Task
Make an exact transcription of the material, leaving out all images.

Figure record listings
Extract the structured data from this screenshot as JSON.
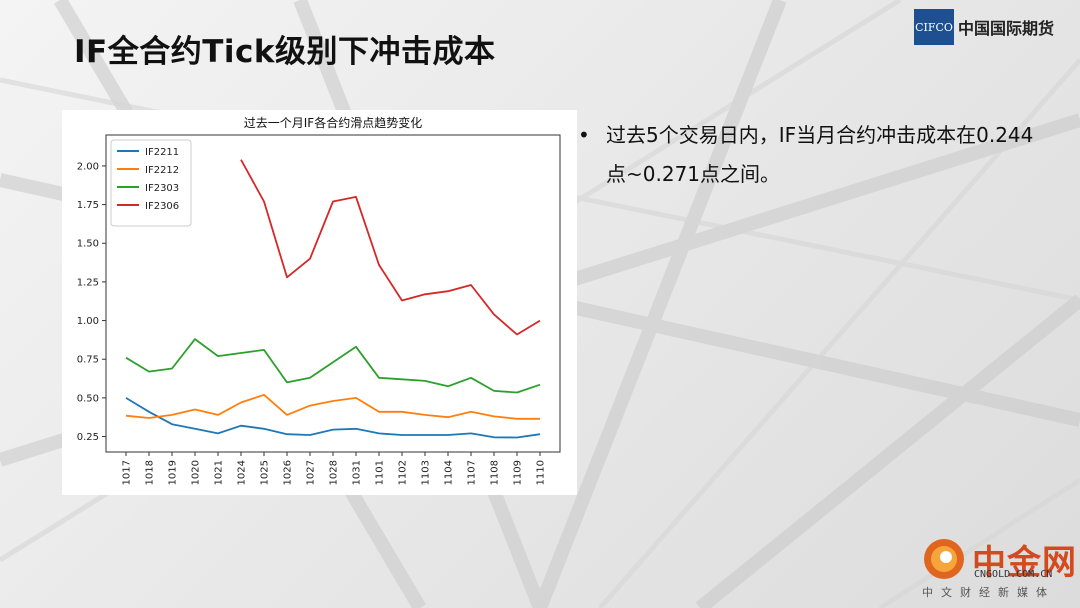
{
  "slide": {
    "title": "IF全合约Tick级别下冲击成本",
    "logo_box": "CIFCO",
    "logo_text": "中国国际期货",
    "bullet_text": "过去5个交易日内，IF当月合约冲击成本在0.244点~0.271点之间。",
    "watermark": {
      "name": "中金网",
      "url": "CNGOLD.COM.CN",
      "sub": "中文财经新媒体"
    }
  },
  "chart_data": {
    "type": "line",
    "title": "过去一个月IF各合约滑点趋势变化",
    "xlabel": "",
    "ylabel": "",
    "categories": [
      "1017",
      "1018",
      "1019",
      "1020",
      "1021",
      "1024",
      "1025",
      "1026",
      "1027",
      "1028",
      "1031",
      "1101",
      "1102",
      "1103",
      "1104",
      "1107",
      "1108",
      "1109",
      "1110"
    ],
    "ylim": [
      0.15,
      2.2
    ],
    "yticks": [
      "0.25",
      "0.50",
      "0.75",
      "1.00",
      "1.25",
      "1.50",
      "1.75",
      "2.00"
    ],
    "legend_position": "top-left",
    "grid": false,
    "series": [
      {
        "name": "IF2211",
        "color": "#1f77b4",
        "values": [
          0.5,
          0.41,
          0.33,
          0.3,
          0.27,
          0.32,
          0.3,
          0.265,
          0.26,
          0.295,
          0.3,
          0.27,
          0.26,
          0.26,
          0.26,
          0.27,
          0.245,
          0.244,
          0.265
        ]
      },
      {
        "name": "IF2212",
        "color": "#ff7f0e",
        "values": [
          0.385,
          0.37,
          0.39,
          0.425,
          0.39,
          0.47,
          0.52,
          0.39,
          0.45,
          0.48,
          0.5,
          0.41,
          0.41,
          0.39,
          0.375,
          0.41,
          0.38,
          0.365,
          0.365
        ]
      },
      {
        "name": "IF2303",
        "color": "#2ca02c",
        "values": [
          0.76,
          0.67,
          0.69,
          0.88,
          0.77,
          0.79,
          0.81,
          0.6,
          0.63,
          0.73,
          0.83,
          0.63,
          0.62,
          0.61,
          0.575,
          0.63,
          0.545,
          0.535,
          0.585
        ]
      },
      {
        "name": "IF2306",
        "color": "#d62728",
        "values": [
          null,
          null,
          null,
          null,
          null,
          2.04,
          1.77,
          1.28,
          1.4,
          1.77,
          1.8,
          1.36,
          1.13,
          1.17,
          1.19,
          1.23,
          1.04,
          0.91,
          1.0
        ]
      }
    ]
  }
}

Final answer
Extract the structured data from this screenshot as JSON.
{
  "slide": {
    "title": "IF全合约Tick级别下冲击成本",
    "logo_box": "CIFCO",
    "logo_text": "中国国际期货",
    "bullet_text": "过去5个交易日内，IF当月合约冲击成本在0.244点~0.271点之间。",
    "watermark": {
      "name": "中金网",
      "url": "CNGOLD.COM.CN",
      "sub": "中文财经新媒体"
    }
  },
  "chart_data": {
    "type": "line",
    "title": "过去一个月IF各合约滑点趋势变化",
    "xlabel": "",
    "ylabel": "",
    "categories": [
      "1017",
      "1018",
      "1019",
      "1020",
      "1021",
      "1024",
      "1025",
      "1026",
      "1027",
      "1028",
      "1031",
      "1101",
      "1102",
      "1103",
      "1104",
      "1107",
      "1108",
      "1109",
      "1110"
    ],
    "ylim": [
      0.15,
      2.2
    ],
    "yticks": [
      "0.25",
      "0.50",
      "0.75",
      "1.00",
      "1.25",
      "1.50",
      "1.75",
      "2.00"
    ],
    "legend_position": "top-left",
    "grid": false,
    "series": [
      {
        "name": "IF2211",
        "color": "#1f77b4",
        "values": [
          0.5,
          0.41,
          0.33,
          0.3,
          0.27,
          0.32,
          0.3,
          0.265,
          0.26,
          0.295,
          0.3,
          0.27,
          0.26,
          0.26,
          0.26,
          0.27,
          0.245,
          0.244,
          0.265
        ]
      },
      {
        "name": "IF2212",
        "color": "#ff7f0e",
        "values": [
          0.385,
          0.37,
          0.39,
          0.425,
          0.39,
          0.47,
          0.52,
          0.39,
          0.45,
          0.48,
          0.5,
          0.41,
          0.41,
          0.39,
          0.375,
          0.41,
          0.38,
          0.365,
          0.365
        ]
      },
      {
        "name": "IF2303",
        "color": "#2ca02c",
        "values": [
          0.76,
          0.67,
          0.69,
          0.88,
          0.77,
          0.79,
          0.81,
          0.6,
          0.63,
          0.73,
          0.83,
          0.63,
          0.62,
          0.61,
          0.575,
          0.63,
          0.545,
          0.535,
          0.585
        ]
      },
      {
        "name": "IF2306",
        "color": "#d62728",
        "values": [
          null,
          null,
          null,
          null,
          null,
          2.04,
          1.77,
          1.28,
          1.4,
          1.77,
          1.8,
          1.36,
          1.13,
          1.17,
          1.19,
          1.23,
          1.04,
          0.91,
          1.0
        ]
      }
    ]
  }
}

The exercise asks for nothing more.